◆ DESCRIPTION OF THE TASK ◆
The excerpt about the "God is Everywhere" view suggests other names people might give the experience instead of calling it "God." List all of them.

Now, if I were to put the theology of Trinity Church in one of these categories, it would definitely get slotted into that last one, the post-Modern ‘God is Everywhere’ theology. It’s a generalization, but go with me. But in the world around us swirls streams and wisps and entire fogged in areas of different understandings of the subject. There is the prevalent pre-modern ‘my way or the highway’ theology in which if you are not in, you are out, if you are not with us, you’re against us, and if you cannot profess your undying devotion to Jesus you are in for an eternity of waterboarding, but with flames.
Even more popular than this is the Modern view that God is besides the point. People subscribing to this view can still lead ethical lives, and have their Sunday mornings free.
And then, swirling around these two is the ‘God is Everywhere’ argument – or perhaps better to say, the ‘God is Everywhere’ experience of life. It’s this experience of life that we all have, but not all of us label it ‘God’. That experience I’m talking about is one that every single person here has had before – the moment that something beautiful took your breath away. The moment you came home, or to work, or to a friend’s house, or your favorite coffee shop or park, the moment you arrived, and sighed, and felt deep in your bones that it was good to be there. Those moments that are pleasant or satisfying where you can be totally present and not entirely certain if two minutes or twenty have passed, without looking at a clock. These – among so many others – little blips and longer durations, are experiences, encounters with the God that is Everywhere, in everyone, in everything. …Or, at least, they are if you’re operating under this post-Modern way of thinking and being.
Which brings me back to my little technological widget.
If God is Everywhere, why bother with church? Why bother with gathering people, with building community together?
Because God is everywhere. Mostly we don’t notice. Mostly we all – you, me, all of us – mostly we go through our day completely unaware that God surrounds us on every side. And every now and then – maybe more often, maybe less – there are little tears in the imaginary fabric that wraps us up like mummies, dulling our senses and keeping us blind. There are little tears, and the sensation, the experience of God floods through.
And maybe we’d never in a million years describe it like this, using the word ‘God’, maybe we’d call it joy, or love, or seriously profound peace. Maybe we’d call it enthusiasm. We can call it whatever we want. ‘A rose by any other name would smell as sweet.’
But here’s the kicker. God, by whatever name you care you to use, is something we have all had an experience of. Several experiences of. And those experiences – true, real, and profound – can help to shape our lives for the better. Better people, living with a greater degree of integrity, and helping to craft and shape a better world. And it is hard to do that alone. And so, we gather as a community with our common purpose to live lives of integrity right here in our own back yard, to seek the God who still honors promises made, never abandons, and bids us only do what is right, and merciful, and good, and to do these things together, knowing that it is a far more difficult slog to try to do them alone.
And this little technological widget – it’s just one more way to communicate, to build community. It’s just one more way for us to know that we’re not in this alone.

◆ LISTED RECORDS ◆
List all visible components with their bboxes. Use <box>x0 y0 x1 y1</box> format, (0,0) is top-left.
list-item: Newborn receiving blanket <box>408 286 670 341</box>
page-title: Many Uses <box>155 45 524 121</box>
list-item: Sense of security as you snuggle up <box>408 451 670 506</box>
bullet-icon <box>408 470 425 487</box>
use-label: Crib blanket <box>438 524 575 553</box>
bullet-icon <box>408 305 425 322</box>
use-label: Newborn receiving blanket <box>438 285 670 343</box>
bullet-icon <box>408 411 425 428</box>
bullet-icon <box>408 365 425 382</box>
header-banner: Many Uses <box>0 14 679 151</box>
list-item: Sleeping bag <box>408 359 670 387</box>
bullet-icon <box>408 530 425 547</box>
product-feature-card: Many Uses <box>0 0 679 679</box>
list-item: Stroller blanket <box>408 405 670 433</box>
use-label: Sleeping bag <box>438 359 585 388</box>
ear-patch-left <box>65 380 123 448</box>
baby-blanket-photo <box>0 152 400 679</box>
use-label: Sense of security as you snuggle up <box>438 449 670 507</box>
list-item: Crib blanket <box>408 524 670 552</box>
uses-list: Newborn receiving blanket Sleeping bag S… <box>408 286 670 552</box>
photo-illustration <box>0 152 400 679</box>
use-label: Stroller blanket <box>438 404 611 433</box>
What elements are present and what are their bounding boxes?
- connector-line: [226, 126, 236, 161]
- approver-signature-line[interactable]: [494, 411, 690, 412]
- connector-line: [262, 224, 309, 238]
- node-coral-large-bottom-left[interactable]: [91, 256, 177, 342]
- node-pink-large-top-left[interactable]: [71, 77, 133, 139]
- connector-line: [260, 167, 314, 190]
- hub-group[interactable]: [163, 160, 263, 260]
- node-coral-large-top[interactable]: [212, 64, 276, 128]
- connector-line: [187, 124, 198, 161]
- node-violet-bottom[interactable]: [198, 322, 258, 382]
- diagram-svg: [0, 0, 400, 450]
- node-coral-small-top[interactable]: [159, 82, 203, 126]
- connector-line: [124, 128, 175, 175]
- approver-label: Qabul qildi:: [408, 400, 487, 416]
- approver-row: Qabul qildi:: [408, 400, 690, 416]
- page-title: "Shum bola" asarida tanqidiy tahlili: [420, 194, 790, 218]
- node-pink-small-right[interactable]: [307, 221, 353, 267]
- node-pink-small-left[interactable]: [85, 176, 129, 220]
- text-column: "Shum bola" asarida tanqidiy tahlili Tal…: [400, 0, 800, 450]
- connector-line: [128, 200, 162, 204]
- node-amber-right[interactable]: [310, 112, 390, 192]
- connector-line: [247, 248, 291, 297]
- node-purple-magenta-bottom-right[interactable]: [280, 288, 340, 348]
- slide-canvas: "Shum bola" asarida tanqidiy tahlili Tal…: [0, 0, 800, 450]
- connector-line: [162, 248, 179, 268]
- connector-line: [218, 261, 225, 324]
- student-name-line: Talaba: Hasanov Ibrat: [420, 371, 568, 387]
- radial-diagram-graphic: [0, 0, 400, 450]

◆ RESULT OF THE TASK ◆
joy, love, seriously profound peace, enthusiasm